RECORDED INFORMATION:
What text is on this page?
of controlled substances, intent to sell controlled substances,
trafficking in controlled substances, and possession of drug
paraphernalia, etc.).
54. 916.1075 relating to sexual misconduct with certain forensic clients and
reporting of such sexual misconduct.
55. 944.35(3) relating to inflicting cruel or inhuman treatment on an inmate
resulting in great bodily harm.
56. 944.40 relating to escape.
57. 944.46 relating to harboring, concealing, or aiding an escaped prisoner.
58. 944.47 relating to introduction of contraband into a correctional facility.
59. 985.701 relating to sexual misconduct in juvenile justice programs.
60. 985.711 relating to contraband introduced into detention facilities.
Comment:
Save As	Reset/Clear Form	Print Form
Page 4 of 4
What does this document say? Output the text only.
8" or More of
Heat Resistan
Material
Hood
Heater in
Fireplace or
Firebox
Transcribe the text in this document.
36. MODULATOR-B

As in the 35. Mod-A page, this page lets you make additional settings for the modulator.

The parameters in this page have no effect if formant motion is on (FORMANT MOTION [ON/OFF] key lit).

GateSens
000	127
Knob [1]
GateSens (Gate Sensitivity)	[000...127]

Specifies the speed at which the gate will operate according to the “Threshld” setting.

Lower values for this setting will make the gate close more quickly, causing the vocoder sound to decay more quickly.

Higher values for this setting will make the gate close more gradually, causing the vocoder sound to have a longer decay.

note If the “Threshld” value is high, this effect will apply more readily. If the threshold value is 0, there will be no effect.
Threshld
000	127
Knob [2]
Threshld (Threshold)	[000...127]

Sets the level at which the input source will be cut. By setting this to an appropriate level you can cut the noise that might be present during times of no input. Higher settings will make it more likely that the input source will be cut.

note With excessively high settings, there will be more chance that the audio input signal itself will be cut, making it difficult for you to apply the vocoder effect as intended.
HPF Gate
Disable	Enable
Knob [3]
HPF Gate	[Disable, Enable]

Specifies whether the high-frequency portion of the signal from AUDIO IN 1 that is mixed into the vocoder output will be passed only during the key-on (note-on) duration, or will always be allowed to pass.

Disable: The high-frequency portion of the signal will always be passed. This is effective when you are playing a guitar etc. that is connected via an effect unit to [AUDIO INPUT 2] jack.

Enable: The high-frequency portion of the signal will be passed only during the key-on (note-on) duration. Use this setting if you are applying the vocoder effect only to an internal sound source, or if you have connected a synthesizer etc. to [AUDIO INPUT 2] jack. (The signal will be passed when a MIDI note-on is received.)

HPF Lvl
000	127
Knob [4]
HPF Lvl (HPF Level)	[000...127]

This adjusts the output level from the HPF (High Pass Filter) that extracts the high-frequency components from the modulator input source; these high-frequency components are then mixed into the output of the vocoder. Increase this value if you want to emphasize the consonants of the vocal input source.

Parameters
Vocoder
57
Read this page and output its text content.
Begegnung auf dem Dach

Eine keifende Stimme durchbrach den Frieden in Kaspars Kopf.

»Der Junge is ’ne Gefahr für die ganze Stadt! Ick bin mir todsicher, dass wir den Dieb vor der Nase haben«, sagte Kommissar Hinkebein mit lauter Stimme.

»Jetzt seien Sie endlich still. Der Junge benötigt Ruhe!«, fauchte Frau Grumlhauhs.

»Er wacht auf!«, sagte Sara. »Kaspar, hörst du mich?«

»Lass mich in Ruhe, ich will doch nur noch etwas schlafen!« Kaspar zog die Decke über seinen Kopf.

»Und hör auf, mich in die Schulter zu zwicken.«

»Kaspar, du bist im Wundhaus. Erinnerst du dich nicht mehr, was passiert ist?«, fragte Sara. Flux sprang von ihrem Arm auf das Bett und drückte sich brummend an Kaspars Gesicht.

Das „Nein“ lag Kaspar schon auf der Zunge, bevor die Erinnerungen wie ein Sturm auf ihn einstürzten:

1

DESCRIPTION OF THE TASK:
Reproduce the records above exactly as they appear.

SOLUTION TO THE PROBLEM:
What text is on this page?
of controlled substances, intent to sell controlled substances,
trafficking in controlled substances, and possession of drug
paraphernalia, etc.).
54. 916.1075 relating to sexual misconduct with certain forensic clients and
reporting of such sexual misconduct.
55. 944.35(3) relating to inflicting cruel or inhuman treatment on an inmate
resulting in great bodily harm.
56. 944.40 relating to escape.
57. 944.46 relating to harboring, concealing, or aiding an escaped prisoner.
58. 944.47 relating to introduction of contraband into a correctional facility.
59. 985.701 relating to sexual misconduct in juvenile justice programs.
60. 985.711 relating to contraband introduced into detention facilities.
Comment:
Save As	Reset/Clear Form	Print Form
Page 4 of 4
What does this document say? Output the text only.
8" or More of
Heat Resistan
Material
Hood
Heater in
Fireplace or
Firebox
Transcribe the text in this document.
36. MODULATOR-B

As in the 35. Mod-A page, this page lets you make additional settings for the modulator.

The parameters in this page have no effect if formant motion is on (FORMANT MOTION [ON/OFF] key lit).

GateSens
000	127
Knob [1]
GateSens (Gate Sensitivity)	[000...127]

Specifies the speed at which the gate will operate according to the “Threshld” setting.

Lower values for this setting will make the gate close more quickly, causing the vocoder sound to decay more quickly.

Higher values for this setting will make the gate close more gradually, causing the vocoder sound to have a longer decay.

note If the “Threshld” value is high, this effect will apply more readily. If the threshold value is 0, there will be no effect.
Threshld
000	127
Knob [2]
Threshld (Threshold)	[000...127]

Sets the level at which the input source will be cut. By setting this to an appropriate level you can cut the noise that might be present during times of no input. Higher settings will make it more likely that the input source will be cut.

note With excessively high settings, there will be more chance that the audio input signal itself will be cut, making it difficult for you to apply the vocoder effect as intended.
HPF Gate
Disable	Enable
Knob [3]
HPF Gate	[Disable, Enable]

Specifies whether the high-frequency portion of the signal from AUDIO IN 1 that is mixed into the vocoder output will be passed only during the key-on (note-on) duration, or will always be allowed to pass.

Disable: The high-frequency portion of the signal will always be passed. This is effective when you are playing a guitar etc. that is connected via an effect unit to [AUDIO INPUT 2] jack.

Enable: The high-frequency portion of the signal will be passed only during the key-on (note-on) duration. Use this setting if you are applying the vocoder effect only to an internal sound source, or if you have connected a synthesizer etc. to [AUDIO INPUT 2] jack. (The signal will be passed when a MIDI note-on is received.)

HPF Lvl
000	127
Knob [4]
HPF Lvl (HPF Level)	[000...127]

This adjusts the output level from the HPF (High Pass Filter) that extracts the high-frequency components from the modulator input source; these high-frequency components are then mixed into the output of the vocoder. Increase this value if you want to emphasize the consonants of the vocal input source.

Parameters
Vocoder
57
Read this page and output its text content.
Begegnung auf dem Dach

Eine keifende Stimme durchbrach den Frieden in Kaspars Kopf.

»Der Junge is ’ne Gefahr für die ganze Stadt! Ick bin mir todsicher, dass wir den Dieb vor der Nase haben«, sagte Kommissar Hinkebein mit lauter Stimme.

»Jetzt seien Sie endlich still. Der Junge benötigt Ruhe!«, fauchte Frau Grumlhauhs.

»Er wacht auf!«, sagte Sara. »Kaspar, hörst du mich?«

»Lass mich in Ruhe, ich will doch nur noch etwas schlafen!« Kaspar zog die Decke über seinen Kopf.

»Und hör auf, mich in die Schulter zu zwicken.«

»Kaspar, du bist im Wundhaus. Erinnerst du dich nicht mehr, was passiert ist?«, fragte Sara. Flux sprang von ihrem Arm auf das Bett und drückte sich brummend an Kaspars Gesicht.

Das „Nein“ lag Kaspar schon auf der Zunge, bevor die Erinnerungen wie ein Sturm auf ihn einstürzten:

1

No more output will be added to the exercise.